* _DESCRIPTION OF THE TASK_
Each entry must be reproduced precisely as it stands.
<<<<
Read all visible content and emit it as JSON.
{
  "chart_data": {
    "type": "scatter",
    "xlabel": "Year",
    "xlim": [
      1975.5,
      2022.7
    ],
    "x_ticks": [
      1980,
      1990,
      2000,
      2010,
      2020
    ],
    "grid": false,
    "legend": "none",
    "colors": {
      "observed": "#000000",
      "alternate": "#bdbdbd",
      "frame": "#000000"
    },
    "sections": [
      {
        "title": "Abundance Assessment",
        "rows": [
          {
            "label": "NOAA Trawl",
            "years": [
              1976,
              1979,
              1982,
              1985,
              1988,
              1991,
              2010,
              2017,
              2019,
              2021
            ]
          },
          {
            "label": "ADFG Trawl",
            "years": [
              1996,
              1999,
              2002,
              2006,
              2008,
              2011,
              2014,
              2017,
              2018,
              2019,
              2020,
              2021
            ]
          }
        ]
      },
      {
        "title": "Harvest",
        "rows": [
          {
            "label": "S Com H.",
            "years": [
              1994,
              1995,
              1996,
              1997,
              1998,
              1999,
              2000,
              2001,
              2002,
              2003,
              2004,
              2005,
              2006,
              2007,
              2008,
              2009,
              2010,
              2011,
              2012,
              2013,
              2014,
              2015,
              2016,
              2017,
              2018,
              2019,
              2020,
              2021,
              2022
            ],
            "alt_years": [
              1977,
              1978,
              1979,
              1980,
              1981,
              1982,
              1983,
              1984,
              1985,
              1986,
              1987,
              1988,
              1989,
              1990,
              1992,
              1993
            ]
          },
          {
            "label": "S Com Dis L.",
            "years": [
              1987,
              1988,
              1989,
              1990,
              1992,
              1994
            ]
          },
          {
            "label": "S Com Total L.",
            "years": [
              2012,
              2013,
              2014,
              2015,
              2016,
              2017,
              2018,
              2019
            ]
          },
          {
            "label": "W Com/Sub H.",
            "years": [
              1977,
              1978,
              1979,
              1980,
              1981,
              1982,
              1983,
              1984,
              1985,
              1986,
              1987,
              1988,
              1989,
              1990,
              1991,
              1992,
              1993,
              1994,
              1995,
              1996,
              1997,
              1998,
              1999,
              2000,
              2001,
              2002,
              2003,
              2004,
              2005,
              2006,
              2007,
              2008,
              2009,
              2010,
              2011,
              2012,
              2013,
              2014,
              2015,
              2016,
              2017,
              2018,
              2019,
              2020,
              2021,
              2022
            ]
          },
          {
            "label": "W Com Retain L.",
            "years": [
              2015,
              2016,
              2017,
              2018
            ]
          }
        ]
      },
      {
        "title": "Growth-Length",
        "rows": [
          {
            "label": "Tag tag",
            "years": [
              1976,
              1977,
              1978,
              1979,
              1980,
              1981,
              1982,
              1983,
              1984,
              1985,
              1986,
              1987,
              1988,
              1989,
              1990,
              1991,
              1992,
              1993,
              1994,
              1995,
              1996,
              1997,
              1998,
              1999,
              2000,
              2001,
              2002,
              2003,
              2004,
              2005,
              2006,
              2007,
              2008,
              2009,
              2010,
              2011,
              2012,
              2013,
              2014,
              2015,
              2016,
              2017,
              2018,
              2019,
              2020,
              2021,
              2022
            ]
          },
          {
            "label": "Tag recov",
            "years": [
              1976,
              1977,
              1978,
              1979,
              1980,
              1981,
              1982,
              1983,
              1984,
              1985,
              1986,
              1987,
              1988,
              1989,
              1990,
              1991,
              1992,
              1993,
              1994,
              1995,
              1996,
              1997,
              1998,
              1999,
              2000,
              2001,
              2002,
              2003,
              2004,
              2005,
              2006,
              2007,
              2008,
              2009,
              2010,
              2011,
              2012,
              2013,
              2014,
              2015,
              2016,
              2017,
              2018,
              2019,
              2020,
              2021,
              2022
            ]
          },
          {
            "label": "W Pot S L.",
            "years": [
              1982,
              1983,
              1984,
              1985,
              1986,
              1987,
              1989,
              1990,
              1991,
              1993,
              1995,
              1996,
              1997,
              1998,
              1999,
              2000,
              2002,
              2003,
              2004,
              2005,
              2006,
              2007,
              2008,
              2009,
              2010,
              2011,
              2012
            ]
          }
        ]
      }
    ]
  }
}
>>>>
* _TASK RESPONSE_
Read all visible content and emit it as JSON.
{
  "chart_data": {
    "type": "scatter",
    "xlabel": "Year",
    "xlim": [
      1975.5,
      2022.7
    ],
    "x_ticks": [
      1980,
      1990,
      2000,
      2010,
      2020
    ],
    "grid": false,
    "legend": "none",
    "colors": {
      "observed": "#000000",
      "alternate": "#bdbdbd",
      "frame": "#000000"
    },
    "sections": [
      {
        "title": "Abundance Assessment",
        "rows": [
          {
            "label": "NOAA Trawl",
            "years": [
              1976,
              1979,
              1982,
              1985,
              1988,
              1991,
              2010,
              2017,
              2019,
              2021
            ]
          },
          {
            "label": "ADFG Trawl",
            "years": [
              1996,
              1999,
              2002,
              2006,
              2008,
              2011,
              2014,
              2017,
              2018,
              2019,
              2020,
              2021
            ]
          }
        ]
      },
      {
        "title": "Harvest",
        "rows": [
          {
            "label": "S Com H.",
            "years": [
              1994,
              1995,
              1996,
              1997,
              1998,
              1999,
              2000,
              2001,
              2002,
              2003,
              2004,
              2005,
              2006,
              2007,
              2008,
              2009,
              2010,
              2011,
              2012,
              2013,
              2014,
              2015,
              2016,
              2017,
              2018,
              2019,
              2020,
              2021,
              2022
            ],
            "alt_years": [
              1977,
              1978,
              1979,
              1980,
              1981,
              1982,
              1983,
              1984,
              1985,
              1986,
              1987,
              1988,
              1989,
              1990,
              1992,
              1993
            ]
          },
          {
            "label": "S Com Dis L.",
            "years": [
              1987,
              1988,
              1989,
              1990,
              1992,
              1994
            ]
          },
          {
            "label": "S Com Total L.",
            "years": [
              2012,
              2013,
              2014,
              2015,
              2016,
              2017,
              2018,
              2019
            ]
          },
          {
            "label": "W Com/Sub H.",
            "years": [
              1977,
              1978,
              1979,
              1980,
              1981,
              1982,
              1983,
              1984,
              1985,
              1986,
              1987,
              1988,
              1989,
              1990,
              1991,
              1992,
              1993,
              1994,
              1995,
              1996,
              1997,
              1998,
              1999,
              2000,
              2001,
              2002,
              2003,
              2004,
              2005,
              2006,
              2007,
              2008,
              2009,
              2010,
              2011,
              2012,
              2013,
              2014,
              2015,
              2016,
              2017,
              2018,
              2019,
              2020,
              2021,
              2022
            ]
          },
          {
            "label": "W Com Retain L.",
            "years": [
              2015,
              2016,
              2017,
              2018
            ]
          }
        ]
      },
      {
        "title": "Growth-Length",
        "rows": [
          {
            "label": "Tag tag",
            "years": [
              1976,
              1977,
              1978,
              1979,
              1980,
              1981,
              1982,
              1983,
              1984,
              1985,
              1986,
              1987,
              1988,
              1989,
              1990,
              1991,
              1992,
              1993,
              1994,
              1995,
              1996,
              1997,
              1998,
              1999,
              2000,
              2001,
              2002,
              2003,
              2004,
              2005,
              2006,
              2007,
              2008,
              2009,
              2010,
              2011,
              2012,
              2013,
              2014,
              2015,
              2016,
              2017,
              2018,
              2019,
              2020,
              2021,
              2022
            ]
          },
          {
            "label": "Tag recov",
            "years": [
              1976,
              1977,
              1978,
              1979,
              1980,
              1981,
              1982,
              1983,
              1984,
              1985,
              1986,
              1987,
              1988,
              1989,
              1990,
              1991,
              1992,
              1993,
              1994,
              1995,
              1996,
              1997,
              1998,
              1999,
              2000,
              2001,
              2002,
              2003,
              2004,
              2005,
              2006,
              2007,
              2008,
              2009,
              2010,
              2011,
              2012,
              2013,
              2014,
              2015,
              2016,
              2017,
              2018,
              2019,
              2020,
              2021,
              2022
            ]
          },
          {
            "label": "W Pot S L.",
            "years": [
              1982,
              1983,
              1984,
              1985,
              1986,
              1987,
              1989,
              1990,
              1991,
              1993,
              1995,
              1996,
              1997,
              1998,
              1999,
              2000,
              2002,
              2003,
              2004,
              2005,
              2006,
              2007,
              2008,
              2009,
              2010,
              2011,
              2012
            ]
          }
        ]
      }
    ]
  }
}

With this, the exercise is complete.